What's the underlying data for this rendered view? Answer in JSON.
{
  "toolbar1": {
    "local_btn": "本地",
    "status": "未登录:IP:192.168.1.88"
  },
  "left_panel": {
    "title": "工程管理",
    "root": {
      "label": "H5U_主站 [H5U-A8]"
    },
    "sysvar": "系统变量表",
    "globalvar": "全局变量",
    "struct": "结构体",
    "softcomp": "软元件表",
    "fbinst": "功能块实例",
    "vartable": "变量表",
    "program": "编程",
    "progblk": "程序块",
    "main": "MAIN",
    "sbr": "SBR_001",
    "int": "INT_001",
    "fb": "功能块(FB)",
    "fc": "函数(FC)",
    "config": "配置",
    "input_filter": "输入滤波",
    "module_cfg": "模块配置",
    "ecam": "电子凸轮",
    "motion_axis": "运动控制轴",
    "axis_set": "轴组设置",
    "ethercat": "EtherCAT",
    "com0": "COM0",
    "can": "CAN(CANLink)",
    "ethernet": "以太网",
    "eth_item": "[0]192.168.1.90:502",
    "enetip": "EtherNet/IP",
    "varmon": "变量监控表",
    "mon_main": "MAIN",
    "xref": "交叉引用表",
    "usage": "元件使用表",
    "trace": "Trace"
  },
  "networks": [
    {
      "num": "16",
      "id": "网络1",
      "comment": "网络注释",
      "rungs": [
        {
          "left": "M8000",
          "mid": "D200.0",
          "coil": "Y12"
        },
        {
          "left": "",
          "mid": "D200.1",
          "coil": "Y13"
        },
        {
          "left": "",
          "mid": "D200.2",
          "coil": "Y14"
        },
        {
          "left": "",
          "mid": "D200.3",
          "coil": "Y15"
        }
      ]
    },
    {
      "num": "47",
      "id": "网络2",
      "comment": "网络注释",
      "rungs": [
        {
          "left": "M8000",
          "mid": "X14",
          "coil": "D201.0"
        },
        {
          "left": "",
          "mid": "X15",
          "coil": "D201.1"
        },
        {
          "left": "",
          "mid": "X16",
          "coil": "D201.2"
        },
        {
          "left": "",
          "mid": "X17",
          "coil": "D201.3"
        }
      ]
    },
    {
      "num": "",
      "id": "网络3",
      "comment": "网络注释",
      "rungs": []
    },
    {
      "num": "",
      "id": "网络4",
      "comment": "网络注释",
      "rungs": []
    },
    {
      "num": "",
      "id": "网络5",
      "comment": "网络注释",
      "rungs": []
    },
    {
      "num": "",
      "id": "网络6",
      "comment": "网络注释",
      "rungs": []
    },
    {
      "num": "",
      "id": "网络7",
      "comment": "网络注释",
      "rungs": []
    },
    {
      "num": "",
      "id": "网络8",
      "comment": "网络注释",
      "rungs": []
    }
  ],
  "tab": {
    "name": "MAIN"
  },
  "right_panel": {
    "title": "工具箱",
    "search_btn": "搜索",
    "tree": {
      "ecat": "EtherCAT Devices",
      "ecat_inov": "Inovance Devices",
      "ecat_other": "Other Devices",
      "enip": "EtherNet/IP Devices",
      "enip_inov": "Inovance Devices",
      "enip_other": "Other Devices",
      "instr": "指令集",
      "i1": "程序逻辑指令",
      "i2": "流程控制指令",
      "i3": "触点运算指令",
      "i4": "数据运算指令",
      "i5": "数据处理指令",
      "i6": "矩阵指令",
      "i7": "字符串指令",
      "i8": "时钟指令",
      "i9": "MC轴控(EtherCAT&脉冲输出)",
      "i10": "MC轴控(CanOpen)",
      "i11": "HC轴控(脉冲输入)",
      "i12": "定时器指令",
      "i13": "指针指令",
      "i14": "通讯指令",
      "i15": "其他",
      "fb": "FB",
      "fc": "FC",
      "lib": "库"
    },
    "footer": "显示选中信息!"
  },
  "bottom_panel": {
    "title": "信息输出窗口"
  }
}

☆ ☆ ☆ ☆ ☆ ☆ ☆

→ YOUR GOAL
Find the word "EtherCAT" and list each line it appears in.

→ ANSWER TO THIS EXERCISE
    "ethercat": "EtherCAT",
      "ecat": "EtherCAT Devices",
      "i9": "MC轴控(EtherCAT&脉冲输出)",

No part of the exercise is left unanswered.